The problem:
Lay out every line of the rows below as a numbered list, leaving out blank lines. Omit the pictures from your answer.

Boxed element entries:
---*---

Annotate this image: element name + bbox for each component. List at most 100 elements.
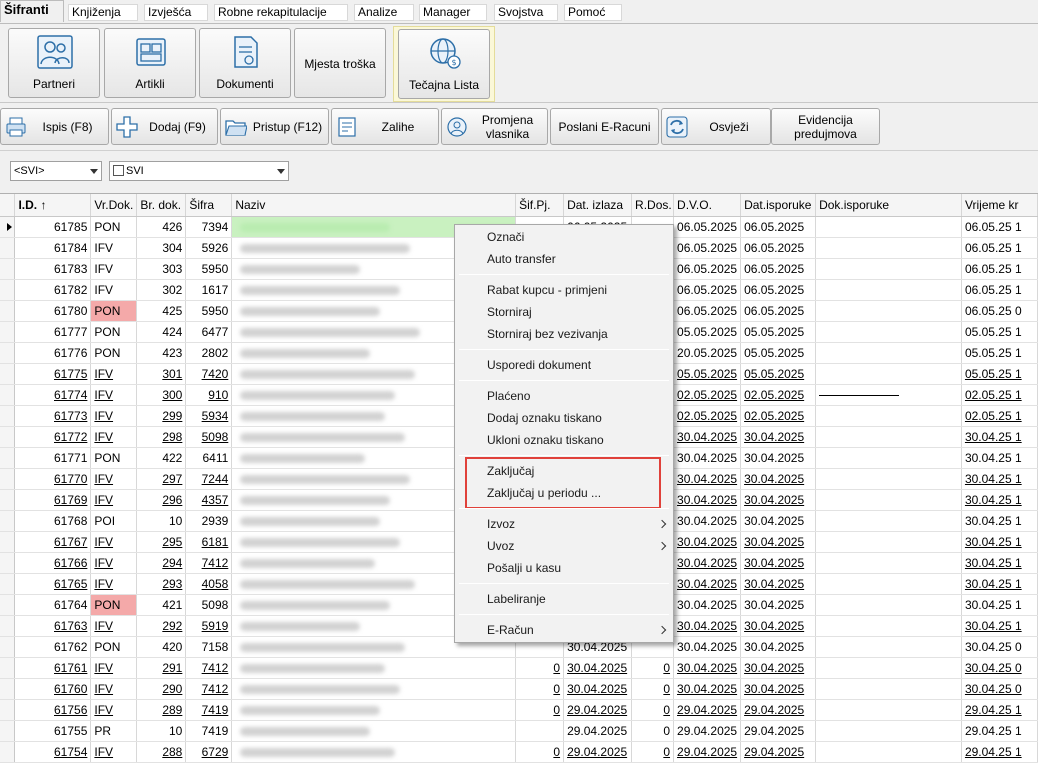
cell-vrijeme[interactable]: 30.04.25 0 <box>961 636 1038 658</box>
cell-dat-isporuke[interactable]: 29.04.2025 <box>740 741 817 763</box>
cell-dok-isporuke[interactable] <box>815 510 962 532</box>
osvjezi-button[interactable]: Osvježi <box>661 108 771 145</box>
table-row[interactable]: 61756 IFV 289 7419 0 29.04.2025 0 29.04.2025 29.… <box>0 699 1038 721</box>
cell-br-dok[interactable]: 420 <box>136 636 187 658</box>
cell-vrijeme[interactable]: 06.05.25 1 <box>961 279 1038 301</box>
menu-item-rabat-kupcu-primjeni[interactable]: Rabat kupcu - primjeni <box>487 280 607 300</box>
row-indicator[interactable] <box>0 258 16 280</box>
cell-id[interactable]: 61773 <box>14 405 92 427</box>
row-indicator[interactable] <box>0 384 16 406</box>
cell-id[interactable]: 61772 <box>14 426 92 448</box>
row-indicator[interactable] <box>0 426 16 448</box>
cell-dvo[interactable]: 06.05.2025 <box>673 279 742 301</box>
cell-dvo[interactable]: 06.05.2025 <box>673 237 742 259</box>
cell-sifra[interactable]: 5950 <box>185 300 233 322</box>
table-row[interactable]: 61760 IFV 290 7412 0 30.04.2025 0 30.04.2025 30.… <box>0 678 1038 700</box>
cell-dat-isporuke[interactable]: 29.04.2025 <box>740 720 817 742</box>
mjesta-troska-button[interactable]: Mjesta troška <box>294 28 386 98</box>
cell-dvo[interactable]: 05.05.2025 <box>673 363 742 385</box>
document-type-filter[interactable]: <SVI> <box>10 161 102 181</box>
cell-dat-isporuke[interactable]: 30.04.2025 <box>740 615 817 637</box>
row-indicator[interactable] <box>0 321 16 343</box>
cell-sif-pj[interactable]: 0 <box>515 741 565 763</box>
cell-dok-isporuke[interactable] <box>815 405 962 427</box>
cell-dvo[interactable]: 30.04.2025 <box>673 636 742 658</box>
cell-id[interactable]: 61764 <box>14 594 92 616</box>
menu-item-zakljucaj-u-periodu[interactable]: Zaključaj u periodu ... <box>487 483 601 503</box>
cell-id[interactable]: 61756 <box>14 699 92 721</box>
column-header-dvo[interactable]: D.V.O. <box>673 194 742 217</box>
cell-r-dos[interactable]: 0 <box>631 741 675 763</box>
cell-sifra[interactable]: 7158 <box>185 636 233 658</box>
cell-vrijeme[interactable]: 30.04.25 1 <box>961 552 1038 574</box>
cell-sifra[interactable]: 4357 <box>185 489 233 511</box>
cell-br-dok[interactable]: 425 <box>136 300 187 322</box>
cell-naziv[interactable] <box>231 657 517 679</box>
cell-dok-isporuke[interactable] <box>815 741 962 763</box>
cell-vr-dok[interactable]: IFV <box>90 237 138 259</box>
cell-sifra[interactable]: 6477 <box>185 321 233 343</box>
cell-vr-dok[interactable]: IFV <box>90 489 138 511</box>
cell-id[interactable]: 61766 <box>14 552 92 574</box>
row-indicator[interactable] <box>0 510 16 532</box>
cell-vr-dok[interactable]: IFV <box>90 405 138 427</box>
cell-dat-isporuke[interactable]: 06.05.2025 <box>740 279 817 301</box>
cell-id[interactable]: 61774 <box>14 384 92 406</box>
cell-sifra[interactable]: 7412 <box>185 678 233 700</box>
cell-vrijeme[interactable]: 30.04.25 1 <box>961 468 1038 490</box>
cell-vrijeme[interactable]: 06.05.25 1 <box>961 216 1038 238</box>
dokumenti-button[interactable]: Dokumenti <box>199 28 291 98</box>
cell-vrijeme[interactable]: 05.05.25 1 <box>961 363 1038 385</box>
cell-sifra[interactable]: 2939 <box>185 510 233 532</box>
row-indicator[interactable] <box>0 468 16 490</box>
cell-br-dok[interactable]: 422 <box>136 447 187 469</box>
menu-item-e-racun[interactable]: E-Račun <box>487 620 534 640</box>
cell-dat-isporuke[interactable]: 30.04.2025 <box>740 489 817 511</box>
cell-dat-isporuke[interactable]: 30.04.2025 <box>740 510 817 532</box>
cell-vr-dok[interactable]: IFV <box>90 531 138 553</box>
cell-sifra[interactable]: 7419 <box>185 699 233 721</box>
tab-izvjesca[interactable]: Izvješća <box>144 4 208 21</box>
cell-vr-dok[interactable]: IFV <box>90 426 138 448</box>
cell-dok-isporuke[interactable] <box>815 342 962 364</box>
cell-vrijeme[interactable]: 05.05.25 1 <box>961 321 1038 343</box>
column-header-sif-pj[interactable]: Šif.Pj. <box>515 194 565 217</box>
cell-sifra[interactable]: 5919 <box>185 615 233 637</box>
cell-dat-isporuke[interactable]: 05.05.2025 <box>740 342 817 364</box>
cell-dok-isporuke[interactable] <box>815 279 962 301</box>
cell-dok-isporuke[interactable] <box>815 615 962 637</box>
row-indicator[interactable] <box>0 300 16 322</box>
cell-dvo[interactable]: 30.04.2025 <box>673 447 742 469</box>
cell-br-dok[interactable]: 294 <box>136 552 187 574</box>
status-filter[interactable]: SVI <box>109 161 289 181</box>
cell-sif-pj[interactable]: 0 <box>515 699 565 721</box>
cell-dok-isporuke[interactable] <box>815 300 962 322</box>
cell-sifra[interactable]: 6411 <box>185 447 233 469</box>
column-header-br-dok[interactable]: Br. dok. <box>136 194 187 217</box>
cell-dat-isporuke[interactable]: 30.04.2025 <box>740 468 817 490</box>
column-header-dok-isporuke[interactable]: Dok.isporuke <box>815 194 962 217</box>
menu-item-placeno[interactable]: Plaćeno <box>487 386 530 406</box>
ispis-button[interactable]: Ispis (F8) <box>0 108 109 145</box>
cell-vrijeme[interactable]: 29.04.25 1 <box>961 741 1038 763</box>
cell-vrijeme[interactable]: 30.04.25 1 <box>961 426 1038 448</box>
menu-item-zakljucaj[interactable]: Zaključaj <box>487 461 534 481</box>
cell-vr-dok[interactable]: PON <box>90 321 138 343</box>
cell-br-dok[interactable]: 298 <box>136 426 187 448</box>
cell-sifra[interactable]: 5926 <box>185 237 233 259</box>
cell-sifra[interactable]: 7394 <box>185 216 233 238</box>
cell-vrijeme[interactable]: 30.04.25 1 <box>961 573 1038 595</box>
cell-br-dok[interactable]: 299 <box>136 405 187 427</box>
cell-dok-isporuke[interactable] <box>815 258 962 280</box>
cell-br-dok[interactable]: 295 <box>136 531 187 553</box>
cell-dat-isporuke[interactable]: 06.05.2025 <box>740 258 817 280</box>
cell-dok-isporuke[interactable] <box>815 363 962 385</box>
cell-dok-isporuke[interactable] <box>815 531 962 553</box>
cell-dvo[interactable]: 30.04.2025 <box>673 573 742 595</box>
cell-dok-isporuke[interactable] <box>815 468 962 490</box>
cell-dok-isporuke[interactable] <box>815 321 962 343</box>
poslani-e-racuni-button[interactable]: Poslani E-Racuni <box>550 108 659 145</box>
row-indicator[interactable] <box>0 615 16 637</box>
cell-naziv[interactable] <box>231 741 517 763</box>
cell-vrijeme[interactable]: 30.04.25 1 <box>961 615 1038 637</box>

---*---

Problem solution:
1. Annotate this image: element name + bbox for each component. List at most 100 elements.
2. cell-vrijeme[interactable]: 30.04.25 0 <box>961 636 1038 658</box>
3. cell-dat-isporuke[interactable]: 29.04.2025 <box>740 741 817 763</box>
4. cell-dok-isporuke[interactable] <box>815 510 962 532</box>
5. osvjezi-button[interactable]: Osvježi <box>661 108 771 145</box>
6. table-row[interactable]: 61756 IFV 289 7419 0 29.04.2025 0 29.04.2025 29.… <box>0 699 1038 721</box>
7. cell-br-dok[interactable]: 420 <box>136 636 187 658</box>
8. cell-vrijeme[interactable]: 06.05.25 1 <box>961 279 1038 301</box>
9. menu-item-rabat-kupcu-primjeni[interactable]: Rabat kupcu - primjeni <box>487 280 607 300</box>
10. row-indicator[interactable] <box>0 258 16 280</box>
11. cell-id[interactable]: 61773 <box>14 405 92 427</box>
12. row-indicator[interactable] <box>0 384 16 406</box>
13. cell-id[interactable]: 61772 <box>14 426 92 448</box>
14. row-indicator[interactable] <box>0 426 16 448</box>
15. cell-dvo[interactable]: 06.05.2025 <box>673 279 742 301</box>
16. cell-dvo[interactable]: 06.05.2025 <box>673 237 742 259</box>
17. cell-sifra[interactable]: 5950 <box>185 300 233 322</box>
18. table-row[interactable]: 61760 IFV 290 7412 0 30.04.2025 0 30.04.2025 30.… <box>0 678 1038 700</box>
19. cell-dat-isporuke[interactable]: 29.04.2025 <box>740 720 817 742</box>
20. mjesta-troska-button[interactable]: Mjesta troška <box>294 28 386 98</box>
21. cell-dvo[interactable]: 05.05.2025 <box>673 363 742 385</box>
22. document-type-filter[interactable]: <SVI> <box>10 161 102 181</box>
23. cell-dat-isporuke[interactable]: 30.04.2025 <box>740 615 817 637</box>
24. row-indicator[interactable] <box>0 321 16 343</box>
25. cell-sif-pj[interactable]: 0 <box>515 741 565 763</box>
26. cell-dok-isporuke[interactable] <box>815 405 962 427</box>
27. cell-dvo[interactable]: 30.04.2025 <box>673 636 742 658</box>
28. cell-id[interactable]: 61764 <box>14 594 92 616</box>
29. menu-item-zakljucaj-u-periodu[interactable]: Zaključaj u periodu ... <box>487 483 601 503</box>
30. cell-id[interactable]: 61756 <box>14 699 92 721</box>
31. column-header-dvo[interactable]: D.V.O. <box>673 194 742 217</box>
32. cell-r-dos[interactable]: 0 <box>631 741 675 763</box>
33. cell-sifra[interactable]: 7158 <box>185 636 233 658</box>
34. cell-vrijeme[interactable]: 30.04.25 1 <box>961 552 1038 574</box>
35. cell-sifra[interactable]: 4357 <box>185 489 233 511</box>
36. cell-br-dok[interactable]: 425 <box>136 300 187 322</box>
37. cell-naziv[interactable] <box>231 657 517 679</box>
38. cell-dok-isporuke[interactable] <box>815 741 962 763</box>
39. cell-vr-dok[interactable]: IFV <box>90 237 138 259</box>
40. cell-sifra[interactable]: 6477 <box>185 321 233 343</box>
41. cell-vr-dok[interactable]: IFV <box>90 489 138 511</box>
42. cell-id[interactable]: 61766 <box>14 552 92 574</box>
43. row-indicator[interactable] <box>0 510 16 532</box>
44. cell-vr-dok[interactable]: IFV <box>90 405 138 427</box>
45. cell-dat-isporuke[interactable]: 06.05.2025 <box>740 279 817 301</box>
46. cell-id[interactable]: 61774 <box>14 384 92 406</box>
47. cell-sifra[interactable]: 7412 <box>185 678 233 700</box>
48. cell-vrijeme[interactable]: 30.04.25 1 <box>961 468 1038 490</box>
49. cell-vrijeme[interactable]: 06.05.25 1 <box>961 216 1038 238</box>
50. dokumenti-button[interactable]: Dokumenti <box>199 28 291 98</box>
51. cell-vrijeme[interactable]: 05.05.25 1 <box>961 363 1038 385</box>
52. cell-sifra[interactable]: 2939 <box>185 510 233 532</box>
53. row-indicator[interactable] <box>0 468 16 490</box>
54. cell-br-dok[interactable]: 422 <box>136 447 187 469</box>
55. menu-item-e-racun[interactable]: E-Račun <box>487 620 534 640</box>
56. cell-dat-isporuke[interactable]: 30.04.2025 <box>740 489 817 511</box>
57. cell-dat-isporuke[interactable]: 30.04.2025 <box>740 510 817 532</box>
58. cell-vr-dok[interactable]: IFV <box>90 531 138 553</box>
59. cell-sifra[interactable]: 7419 <box>185 699 233 721</box>
60. tab-izvjesca[interactable]: Izvješća <box>144 4 208 21</box>
61. cell-vr-dok[interactable]: IFV <box>90 426 138 448</box>
62. cell-dok-isporuke[interactable] <box>815 342 962 364</box>
63. cell-vrijeme[interactable]: 05.05.25 1 <box>961 321 1038 343</box>
64. column-header-sif-pj[interactable]: Šif.Pj. <box>515 194 565 217</box>
65. cell-sifra[interactable]: 5919 <box>185 615 233 637</box>
66. cell-dat-isporuke[interactable]: 05.05.2025 <box>740 342 817 364</box>
67. cell-dok-isporuke[interactable] <box>815 279 962 301</box>
68. cell-dok-isporuke[interactable] <box>815 615 962 637</box>
69. row-indicator[interactable] <box>0 300 16 322</box>
70. cell-dvo[interactable]: 30.04.2025 <box>673 447 742 469</box>
71. cell-br-dok[interactable]: 294 <box>136 552 187 574</box>
72. status-filter[interactable]: SVI <box>109 161 289 181</box>
73. cell-sif-pj[interactable]: 0 <box>515 699 565 721</box>
74. cell-dok-isporuke[interactable] <box>815 300 962 322</box>
75. cell-sifra[interactable]: 6411 <box>185 447 233 469</box>
76. column-header-br-dok[interactable]: Br. dok. <box>136 194 187 217</box>
77. cell-dat-isporuke[interactable]: 30.04.2025 <box>740 468 817 490</box>
78. column-header-dok-isporuke[interactable]: Dok.isporuke <box>815 194 962 217</box>
79. menu-item-placeno[interactable]: Plaćeno <box>487 386 530 406</box>
80. ispis-button[interactable]: Ispis (F8) <box>0 108 109 145</box>
81. cell-vrijeme[interactable]: 29.04.25 1 <box>961 741 1038 763</box>
82. cell-vrijeme[interactable]: 30.04.25 1 <box>961 426 1038 448</box>
83. menu-item-zakljucaj[interactable]: Zaključaj <box>487 461 534 481</box>
84. cell-vr-dok[interactable]: PON <box>90 321 138 343</box>
85. cell-br-dok[interactable]: 298 <box>136 426 187 448</box>
86. cell-sifra[interactable]: 5926 <box>185 237 233 259</box>
87. cell-sifra[interactable]: 7394 <box>185 216 233 238</box>
88. cell-vrijeme[interactable]: 30.04.25 1 <box>961 573 1038 595</box>
89. cell-br-dok[interactable]: 299 <box>136 405 187 427</box>
90. cell-dok-isporuke[interactable] <box>815 258 962 280</box>
91. cell-br-dok[interactable]: 295 <box>136 531 187 553</box>
92. cell-dat-isporuke[interactable]: 06.05.2025 <box>740 258 817 280</box>
93. cell-dok-isporuke[interactable] <box>815 363 962 385</box>
94. cell-dok-isporuke[interactable] <box>815 531 962 553</box>
95. cell-dvo[interactable]: 30.04.2025 <box>673 573 742 595</box>
96. cell-dok-isporuke[interactable] <box>815 468 962 490</box>
97. cell-dok-isporuke[interactable] <box>815 321 962 343</box>
98. poslani-e-racuni-button[interactable]: Poslani E-Racuni <box>550 108 659 145</box>
99. row-indicator[interactable] <box>0 615 16 637</box>
100. cell-naziv[interactable] <box>231 741 517 763</box>
101. cell-vrijeme[interactable]: 30.04.25 1 <box>961 615 1038 637</box>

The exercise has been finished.